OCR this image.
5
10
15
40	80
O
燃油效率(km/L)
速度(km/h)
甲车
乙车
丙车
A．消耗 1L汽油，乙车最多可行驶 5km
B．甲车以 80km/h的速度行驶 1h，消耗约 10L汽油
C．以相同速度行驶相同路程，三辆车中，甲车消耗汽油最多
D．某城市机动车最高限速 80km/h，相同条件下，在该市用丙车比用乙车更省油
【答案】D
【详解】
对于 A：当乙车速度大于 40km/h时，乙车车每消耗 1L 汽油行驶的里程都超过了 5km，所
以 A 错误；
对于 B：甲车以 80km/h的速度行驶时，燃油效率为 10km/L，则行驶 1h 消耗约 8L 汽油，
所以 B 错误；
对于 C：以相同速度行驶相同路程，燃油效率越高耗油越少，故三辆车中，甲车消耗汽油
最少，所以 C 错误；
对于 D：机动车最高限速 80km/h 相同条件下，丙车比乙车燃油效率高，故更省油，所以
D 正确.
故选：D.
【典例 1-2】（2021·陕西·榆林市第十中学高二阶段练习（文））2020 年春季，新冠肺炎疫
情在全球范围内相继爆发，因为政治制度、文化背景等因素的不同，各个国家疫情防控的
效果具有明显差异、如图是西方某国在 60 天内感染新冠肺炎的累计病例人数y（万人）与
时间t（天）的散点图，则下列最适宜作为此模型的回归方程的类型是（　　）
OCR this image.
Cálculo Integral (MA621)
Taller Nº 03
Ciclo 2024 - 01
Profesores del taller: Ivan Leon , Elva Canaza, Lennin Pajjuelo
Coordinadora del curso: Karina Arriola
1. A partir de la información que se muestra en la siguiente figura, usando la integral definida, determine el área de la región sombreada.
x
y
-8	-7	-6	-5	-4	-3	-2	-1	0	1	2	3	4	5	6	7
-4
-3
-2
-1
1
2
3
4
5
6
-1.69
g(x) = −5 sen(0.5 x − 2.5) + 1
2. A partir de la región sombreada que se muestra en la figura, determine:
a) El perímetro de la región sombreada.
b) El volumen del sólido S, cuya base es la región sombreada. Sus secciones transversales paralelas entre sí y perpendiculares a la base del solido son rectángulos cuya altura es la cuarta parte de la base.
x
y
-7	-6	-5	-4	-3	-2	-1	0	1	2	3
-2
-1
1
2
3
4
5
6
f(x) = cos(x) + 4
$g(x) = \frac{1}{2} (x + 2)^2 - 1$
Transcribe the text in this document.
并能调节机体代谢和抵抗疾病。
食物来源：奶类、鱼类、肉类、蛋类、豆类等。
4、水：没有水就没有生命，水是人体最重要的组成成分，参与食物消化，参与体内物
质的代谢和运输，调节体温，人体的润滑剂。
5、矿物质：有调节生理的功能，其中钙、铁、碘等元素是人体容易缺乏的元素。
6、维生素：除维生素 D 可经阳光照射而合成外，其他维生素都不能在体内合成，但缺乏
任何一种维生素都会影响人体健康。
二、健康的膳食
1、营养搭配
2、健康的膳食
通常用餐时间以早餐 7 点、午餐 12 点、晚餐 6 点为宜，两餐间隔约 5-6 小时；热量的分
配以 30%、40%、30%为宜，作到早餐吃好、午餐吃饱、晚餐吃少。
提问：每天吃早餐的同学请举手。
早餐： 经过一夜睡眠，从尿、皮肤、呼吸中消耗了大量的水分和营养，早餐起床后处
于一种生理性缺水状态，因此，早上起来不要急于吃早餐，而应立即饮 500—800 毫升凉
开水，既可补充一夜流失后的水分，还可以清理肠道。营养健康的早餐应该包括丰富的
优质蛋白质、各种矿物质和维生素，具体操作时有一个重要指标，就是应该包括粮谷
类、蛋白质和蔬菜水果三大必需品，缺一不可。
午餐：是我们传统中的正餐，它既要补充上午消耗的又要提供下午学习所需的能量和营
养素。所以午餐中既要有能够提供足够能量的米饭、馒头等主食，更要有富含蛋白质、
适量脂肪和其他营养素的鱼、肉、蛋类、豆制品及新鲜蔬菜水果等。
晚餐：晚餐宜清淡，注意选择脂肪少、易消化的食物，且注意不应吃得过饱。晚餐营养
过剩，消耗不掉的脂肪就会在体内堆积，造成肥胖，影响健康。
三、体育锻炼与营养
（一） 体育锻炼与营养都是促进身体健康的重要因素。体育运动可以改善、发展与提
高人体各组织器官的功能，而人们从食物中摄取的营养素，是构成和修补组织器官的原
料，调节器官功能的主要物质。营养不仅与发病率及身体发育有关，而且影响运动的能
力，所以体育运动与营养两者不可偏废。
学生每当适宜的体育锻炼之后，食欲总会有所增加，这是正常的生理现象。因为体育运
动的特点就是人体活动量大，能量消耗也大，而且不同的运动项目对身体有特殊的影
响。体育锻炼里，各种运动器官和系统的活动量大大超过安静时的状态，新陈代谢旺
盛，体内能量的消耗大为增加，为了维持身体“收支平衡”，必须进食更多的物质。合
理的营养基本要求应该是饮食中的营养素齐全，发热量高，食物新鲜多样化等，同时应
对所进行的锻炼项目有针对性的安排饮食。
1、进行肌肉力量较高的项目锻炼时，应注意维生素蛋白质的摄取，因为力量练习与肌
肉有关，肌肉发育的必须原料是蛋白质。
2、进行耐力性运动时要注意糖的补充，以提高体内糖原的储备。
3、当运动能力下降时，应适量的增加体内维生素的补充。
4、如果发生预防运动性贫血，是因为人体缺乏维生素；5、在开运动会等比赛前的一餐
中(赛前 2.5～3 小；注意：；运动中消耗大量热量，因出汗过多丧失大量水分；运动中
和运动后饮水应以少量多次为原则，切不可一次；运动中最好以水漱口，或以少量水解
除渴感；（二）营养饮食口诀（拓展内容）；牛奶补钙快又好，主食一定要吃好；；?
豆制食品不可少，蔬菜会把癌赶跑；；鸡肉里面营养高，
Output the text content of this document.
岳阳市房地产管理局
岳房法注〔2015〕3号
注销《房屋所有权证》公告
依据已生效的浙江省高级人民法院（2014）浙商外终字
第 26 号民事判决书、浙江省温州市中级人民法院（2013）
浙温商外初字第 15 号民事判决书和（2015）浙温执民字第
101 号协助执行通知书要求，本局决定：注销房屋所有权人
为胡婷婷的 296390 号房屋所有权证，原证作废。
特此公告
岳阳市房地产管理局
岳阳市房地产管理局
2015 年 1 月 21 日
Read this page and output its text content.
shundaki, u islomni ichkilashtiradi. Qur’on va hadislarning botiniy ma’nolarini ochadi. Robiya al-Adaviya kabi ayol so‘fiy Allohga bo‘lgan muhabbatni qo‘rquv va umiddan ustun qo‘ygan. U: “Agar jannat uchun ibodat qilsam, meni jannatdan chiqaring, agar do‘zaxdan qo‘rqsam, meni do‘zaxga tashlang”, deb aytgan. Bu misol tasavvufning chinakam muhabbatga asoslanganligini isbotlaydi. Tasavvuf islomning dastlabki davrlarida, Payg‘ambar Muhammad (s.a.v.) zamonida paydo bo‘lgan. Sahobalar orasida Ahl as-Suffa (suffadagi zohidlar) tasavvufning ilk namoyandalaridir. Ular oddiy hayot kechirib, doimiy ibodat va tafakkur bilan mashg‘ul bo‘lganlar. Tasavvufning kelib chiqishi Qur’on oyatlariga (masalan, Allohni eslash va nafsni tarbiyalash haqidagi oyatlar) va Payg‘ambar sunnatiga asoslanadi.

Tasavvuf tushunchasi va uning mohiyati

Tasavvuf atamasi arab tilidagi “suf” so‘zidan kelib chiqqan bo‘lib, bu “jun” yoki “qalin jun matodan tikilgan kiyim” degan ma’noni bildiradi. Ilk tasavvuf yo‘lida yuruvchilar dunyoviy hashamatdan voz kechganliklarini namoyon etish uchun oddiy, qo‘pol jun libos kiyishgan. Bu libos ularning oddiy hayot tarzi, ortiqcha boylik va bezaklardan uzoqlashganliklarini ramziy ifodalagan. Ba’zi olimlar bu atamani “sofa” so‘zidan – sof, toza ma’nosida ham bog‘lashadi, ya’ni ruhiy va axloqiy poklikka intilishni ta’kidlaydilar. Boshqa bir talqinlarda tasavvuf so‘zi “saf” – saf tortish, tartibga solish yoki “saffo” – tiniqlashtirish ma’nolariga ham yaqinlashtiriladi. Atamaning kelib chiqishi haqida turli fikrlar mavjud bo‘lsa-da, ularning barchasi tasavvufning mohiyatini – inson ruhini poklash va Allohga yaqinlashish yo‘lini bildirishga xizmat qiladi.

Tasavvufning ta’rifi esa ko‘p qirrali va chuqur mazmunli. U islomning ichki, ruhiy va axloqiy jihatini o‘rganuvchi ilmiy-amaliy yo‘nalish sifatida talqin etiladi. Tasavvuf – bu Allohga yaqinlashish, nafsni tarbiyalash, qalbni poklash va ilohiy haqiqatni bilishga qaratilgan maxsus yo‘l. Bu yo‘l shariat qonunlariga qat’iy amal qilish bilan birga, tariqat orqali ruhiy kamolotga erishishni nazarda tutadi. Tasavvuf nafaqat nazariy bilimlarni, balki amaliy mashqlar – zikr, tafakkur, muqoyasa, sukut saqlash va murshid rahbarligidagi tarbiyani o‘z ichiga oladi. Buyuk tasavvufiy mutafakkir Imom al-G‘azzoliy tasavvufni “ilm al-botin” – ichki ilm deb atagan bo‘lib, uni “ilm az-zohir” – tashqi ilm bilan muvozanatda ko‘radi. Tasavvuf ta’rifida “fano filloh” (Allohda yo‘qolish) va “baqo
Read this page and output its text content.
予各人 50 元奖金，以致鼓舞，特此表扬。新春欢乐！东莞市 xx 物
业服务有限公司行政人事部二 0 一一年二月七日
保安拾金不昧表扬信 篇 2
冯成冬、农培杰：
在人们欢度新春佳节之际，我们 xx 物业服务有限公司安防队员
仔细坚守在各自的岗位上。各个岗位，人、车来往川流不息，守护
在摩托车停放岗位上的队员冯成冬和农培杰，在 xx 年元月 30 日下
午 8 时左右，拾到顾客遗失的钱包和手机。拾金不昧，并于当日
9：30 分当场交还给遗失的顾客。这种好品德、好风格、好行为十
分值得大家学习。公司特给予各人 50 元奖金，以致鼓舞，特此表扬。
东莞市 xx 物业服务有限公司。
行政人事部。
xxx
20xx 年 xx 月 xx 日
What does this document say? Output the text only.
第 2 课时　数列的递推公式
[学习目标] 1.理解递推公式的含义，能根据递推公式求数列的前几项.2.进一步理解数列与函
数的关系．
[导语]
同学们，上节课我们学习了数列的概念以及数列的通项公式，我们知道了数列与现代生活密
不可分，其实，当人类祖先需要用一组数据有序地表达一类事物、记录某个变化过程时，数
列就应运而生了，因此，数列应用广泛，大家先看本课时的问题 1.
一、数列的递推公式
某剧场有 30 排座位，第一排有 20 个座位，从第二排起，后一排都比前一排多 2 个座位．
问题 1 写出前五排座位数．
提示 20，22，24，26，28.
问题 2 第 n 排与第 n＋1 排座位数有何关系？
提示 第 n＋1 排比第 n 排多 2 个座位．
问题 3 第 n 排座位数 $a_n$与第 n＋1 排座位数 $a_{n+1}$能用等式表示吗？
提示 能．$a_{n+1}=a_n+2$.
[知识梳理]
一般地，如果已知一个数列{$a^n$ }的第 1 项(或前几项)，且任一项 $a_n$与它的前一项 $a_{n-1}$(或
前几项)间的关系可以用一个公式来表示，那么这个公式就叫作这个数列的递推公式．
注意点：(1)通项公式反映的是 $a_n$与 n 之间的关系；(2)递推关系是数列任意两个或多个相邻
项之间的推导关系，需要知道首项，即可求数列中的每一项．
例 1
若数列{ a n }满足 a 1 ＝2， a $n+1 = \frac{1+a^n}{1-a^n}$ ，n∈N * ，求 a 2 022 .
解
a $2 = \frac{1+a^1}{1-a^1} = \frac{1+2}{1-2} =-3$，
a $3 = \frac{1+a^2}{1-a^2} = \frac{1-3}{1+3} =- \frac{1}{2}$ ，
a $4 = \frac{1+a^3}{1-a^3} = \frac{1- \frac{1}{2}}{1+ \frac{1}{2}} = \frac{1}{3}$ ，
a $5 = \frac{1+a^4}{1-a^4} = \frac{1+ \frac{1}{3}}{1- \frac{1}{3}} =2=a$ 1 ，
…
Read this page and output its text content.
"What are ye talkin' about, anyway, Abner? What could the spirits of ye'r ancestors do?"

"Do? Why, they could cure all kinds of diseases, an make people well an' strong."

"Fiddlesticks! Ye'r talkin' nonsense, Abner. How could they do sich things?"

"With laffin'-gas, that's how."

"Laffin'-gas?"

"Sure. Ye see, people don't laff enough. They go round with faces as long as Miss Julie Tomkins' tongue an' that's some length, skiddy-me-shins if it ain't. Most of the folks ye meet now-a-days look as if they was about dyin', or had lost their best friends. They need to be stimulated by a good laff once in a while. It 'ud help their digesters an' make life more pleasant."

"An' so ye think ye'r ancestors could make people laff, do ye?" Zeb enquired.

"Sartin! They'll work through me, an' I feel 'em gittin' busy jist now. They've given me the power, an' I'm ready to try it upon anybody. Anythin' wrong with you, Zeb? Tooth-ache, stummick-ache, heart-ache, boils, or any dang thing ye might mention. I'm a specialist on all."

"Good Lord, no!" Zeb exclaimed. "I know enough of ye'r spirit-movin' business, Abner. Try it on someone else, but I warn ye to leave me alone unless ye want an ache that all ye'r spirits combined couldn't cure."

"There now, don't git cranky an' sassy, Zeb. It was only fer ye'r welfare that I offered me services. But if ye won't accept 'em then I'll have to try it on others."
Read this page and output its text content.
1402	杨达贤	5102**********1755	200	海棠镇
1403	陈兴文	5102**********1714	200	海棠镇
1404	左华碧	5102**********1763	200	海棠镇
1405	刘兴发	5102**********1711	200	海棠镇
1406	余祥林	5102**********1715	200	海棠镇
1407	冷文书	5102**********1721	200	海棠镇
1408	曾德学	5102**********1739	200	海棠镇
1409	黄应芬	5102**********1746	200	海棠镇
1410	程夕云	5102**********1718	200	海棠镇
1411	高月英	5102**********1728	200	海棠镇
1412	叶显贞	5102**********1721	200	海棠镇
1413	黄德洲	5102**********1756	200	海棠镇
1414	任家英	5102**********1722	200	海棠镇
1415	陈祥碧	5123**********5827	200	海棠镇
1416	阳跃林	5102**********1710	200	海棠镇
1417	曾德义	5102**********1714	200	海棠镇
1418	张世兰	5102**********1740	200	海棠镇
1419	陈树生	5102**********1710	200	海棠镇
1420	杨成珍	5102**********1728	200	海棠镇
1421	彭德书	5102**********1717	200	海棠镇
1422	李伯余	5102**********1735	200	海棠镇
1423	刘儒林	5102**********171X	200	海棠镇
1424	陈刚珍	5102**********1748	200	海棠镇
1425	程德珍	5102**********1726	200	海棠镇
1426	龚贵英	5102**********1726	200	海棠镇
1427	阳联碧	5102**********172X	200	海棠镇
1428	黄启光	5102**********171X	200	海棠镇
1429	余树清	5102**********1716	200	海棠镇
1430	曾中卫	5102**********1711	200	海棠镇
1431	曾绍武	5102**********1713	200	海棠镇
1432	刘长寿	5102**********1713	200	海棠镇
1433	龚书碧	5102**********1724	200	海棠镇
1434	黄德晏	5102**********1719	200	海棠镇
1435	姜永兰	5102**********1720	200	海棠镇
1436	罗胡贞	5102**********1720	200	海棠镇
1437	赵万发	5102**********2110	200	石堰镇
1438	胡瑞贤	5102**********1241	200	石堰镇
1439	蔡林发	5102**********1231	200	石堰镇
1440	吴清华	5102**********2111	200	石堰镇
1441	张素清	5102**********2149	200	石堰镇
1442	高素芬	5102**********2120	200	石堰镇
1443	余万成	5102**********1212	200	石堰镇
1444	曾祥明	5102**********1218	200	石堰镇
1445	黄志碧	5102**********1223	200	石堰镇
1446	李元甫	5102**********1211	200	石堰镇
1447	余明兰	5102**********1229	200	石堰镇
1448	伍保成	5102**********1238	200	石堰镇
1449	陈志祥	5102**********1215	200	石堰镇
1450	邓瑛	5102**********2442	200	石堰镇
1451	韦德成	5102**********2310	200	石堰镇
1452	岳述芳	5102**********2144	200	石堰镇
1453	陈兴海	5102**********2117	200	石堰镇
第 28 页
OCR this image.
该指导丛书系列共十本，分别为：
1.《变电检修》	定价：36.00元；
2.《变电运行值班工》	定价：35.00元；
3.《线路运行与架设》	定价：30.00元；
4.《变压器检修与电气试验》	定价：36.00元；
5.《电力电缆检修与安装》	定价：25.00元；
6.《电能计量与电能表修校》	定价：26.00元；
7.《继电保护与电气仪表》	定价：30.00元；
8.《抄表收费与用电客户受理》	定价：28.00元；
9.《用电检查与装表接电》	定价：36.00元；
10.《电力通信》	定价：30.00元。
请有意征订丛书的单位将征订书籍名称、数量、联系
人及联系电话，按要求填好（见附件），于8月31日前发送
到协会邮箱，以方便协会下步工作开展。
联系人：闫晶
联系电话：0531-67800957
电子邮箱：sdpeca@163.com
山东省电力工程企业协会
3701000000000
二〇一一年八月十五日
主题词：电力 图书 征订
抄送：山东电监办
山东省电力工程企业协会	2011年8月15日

....

WORK REQUIRED — Identify every line above that includes the word "determine", and show those lines.

REPLY TO THE TASK —
1. A partir de la información que se muestra en la siguiente figura, usando la integral definida, determine el área de la región sombreada.
2. A partir de la región sombreada que se muestra en la figura, determine:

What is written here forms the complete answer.